# TO BE DONE
Output the full listing below exactly as it reads, and skip anything that is a picture.

# SUPPLIED INFORMATION
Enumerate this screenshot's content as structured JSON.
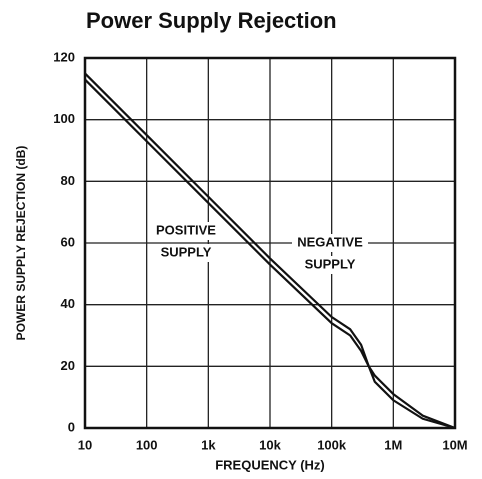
{
  "chart_data": {
    "type": "line",
    "title": "Power Supply Rejection",
    "xlabel": "FREQUENCY (Hz)",
    "ylabel": "POWER SUPPLY REJECTION (dB)",
    "xscale": "log",
    "grid": true,
    "x": [
      10,
      100,
      1000,
      10000,
      100000,
      200000,
      300000,
      400000,
      500000,
      1000000,
      3000000,
      10000000
    ],
    "series": [
      {
        "name": "POSITIVE SUPPLY",
        "color": "#111111",
        "values": [
          115,
          95,
          75,
          55,
          36,
          32,
          27,
          20,
          17,
          11,
          4,
          0
        ]
      },
      {
        "name": "NEGATIVE SUPPLY",
        "color": "#111111",
        "values": [
          113,
          93,
          73,
          53,
          34,
          30,
          25,
          20,
          15,
          9,
          3,
          0
        ]
      }
    ],
    "annotations": [
      {
        "lines": [
          "POSITIVE",
          "SUPPLY"
        ]
      },
      {
        "lines": [
          "NEGATIVE",
          "SUPPLY"
        ]
      }
    ],
    "xlim": [
      10,
      10000000
    ],
    "xticks": [
      10,
      100,
      {
        "value": 1000,
        "label": "1k"
      },
      {
        "value": 10000,
        "label": "10k"
      },
      {
        "value": 100000,
        "label": "100k"
      },
      {
        "value": 1000000,
        "label": "1M"
      },
      {
        "value": 10000000,
        "label": "10M"
      }
    ],
    "ylim": [
      0,
      120
    ],
    "yticks": [
      0,
      20,
      40,
      60,
      80,
      100,
      120
    ]
  }
}
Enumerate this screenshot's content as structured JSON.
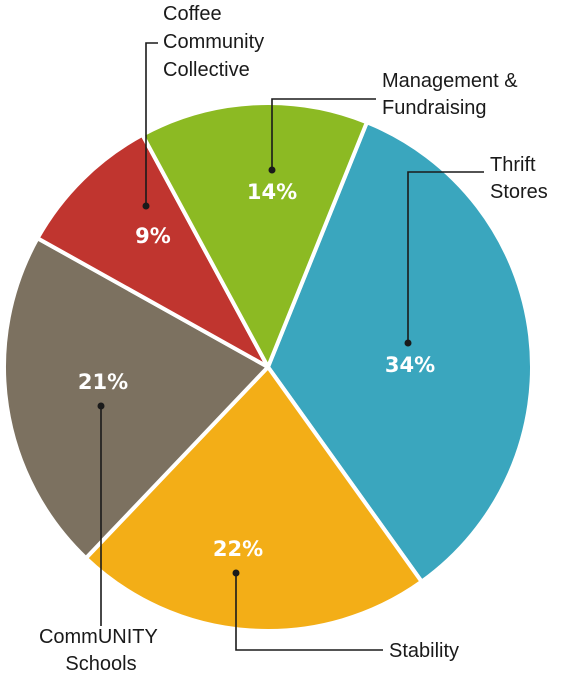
{
  "chart_data": {
    "type": "pie",
    "categories": [
      "Thrift Stores",
      "Stability",
      "CommUNITY Schools",
      "Coffee Community Collective",
      "Management & Fundraising"
    ],
    "values": [
      34,
      22,
      21,
      9,
      14
    ],
    "value_labels": [
      "34%",
      "22%",
      "21%",
      "9%",
      "14%"
    ],
    "label_lines": [
      [
        "Thrift",
        "Stores"
      ],
      [
        "Stability"
      ],
      [
        "CommUNITY",
        "Schools"
      ],
      [
        "Coffee",
        "Community",
        "Collective"
      ],
      [
        "Management &",
        "Fundraising"
      ]
    ],
    "colors": [
      "#3aa6be",
      "#f3ae17",
      "#7c7160",
      "#c0352f",
      "#8cba23"
    ],
    "title": "",
    "legend": "none"
  }
}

# EXERCISE OUTPUT
Enumerate this screenshot's content as structured JSON.
{
  "chart_data": {
    "type": "line",
    "title": "Power Supply Rejection",
    "xlabel": "FREQUENCY (Hz)",
    "ylabel": "POWER SUPPLY REJECTION (dB)",
    "xscale": "log",
    "grid": true,
    "x": [
      10,
      100,
      1000,
      10000,
      100000,
      200000,
      300000,
      400000,
      500000,
      1000000,
      3000000,
      10000000
    ],
    "series": [
      {
        "name": "POSITIVE SUPPLY",
        "color": "#111111",
        "values": [
          115,
          95,
          75,
          55,
          36,
          32,
          27,
          20,
          17,
          11,
          4,
          0
        ]
      },
      {
        "name": "NEGATIVE SUPPLY",
        "color": "#111111",
        "values": [
          113,
          93,
          73,
          53,
          34,
          30,
          25,
          20,
          15,
          9,
          3,
          0
        ]
      }
    ],
    "annotations": [
      {
        "lines": [
          "POSITIVE",
          "SUPPLY"
        ]
      },
      {
        "lines": [
          "NEGATIVE",
          "SUPPLY"
        ]
      }
    ],
    "xlim": [
      10,
      10000000
    ],
    "xticks": [
      10,
      100,
      {
        "value": 1000,
        "label": "1k"
      },
      {
        "value": 10000,
        "label": "10k"
      },
      {
        "value": 100000,
        "label": "100k"
      },
      {
        "value": 1000000,
        "label": "1M"
      },
      {
        "value": 10000000,
        "label": "10M"
      }
    ],
    "ylim": [
      0,
      120
    ],
    "yticks": [
      0,
      20,
      40,
      60,
      80,
      100,
      120
    ]
  }
}
Enumerate this screenshot's content as structured JSON.
{
  "chart_data": {
    "type": "pie",
    "categories": [
      "Thrift Stores",
      "Stability",
      "CommUNITY Schools",
      "Coffee Community Collective",
      "Management & Fundraising"
    ],
    "values": [
      34,
      22,
      21,
      9,
      14
    ],
    "value_labels": [
      "34%",
      "22%",
      "21%",
      "9%",
      "14%"
    ],
    "label_lines": [
      [
        "Thrift",
        "Stores"
      ],
      [
        "Stability"
      ],
      [
        "CommUNITY",
        "Schools"
      ],
      [
        "Coffee",
        "Community",
        "Collective"
      ],
      [
        "Management &",
        "Fundraising"
      ]
    ],
    "colors": [
      "#3aa6be",
      "#f3ae17",
      "#7c7160",
      "#c0352f",
      "#8cba23"
    ],
    "title": "",
    "legend": "none"
  }
}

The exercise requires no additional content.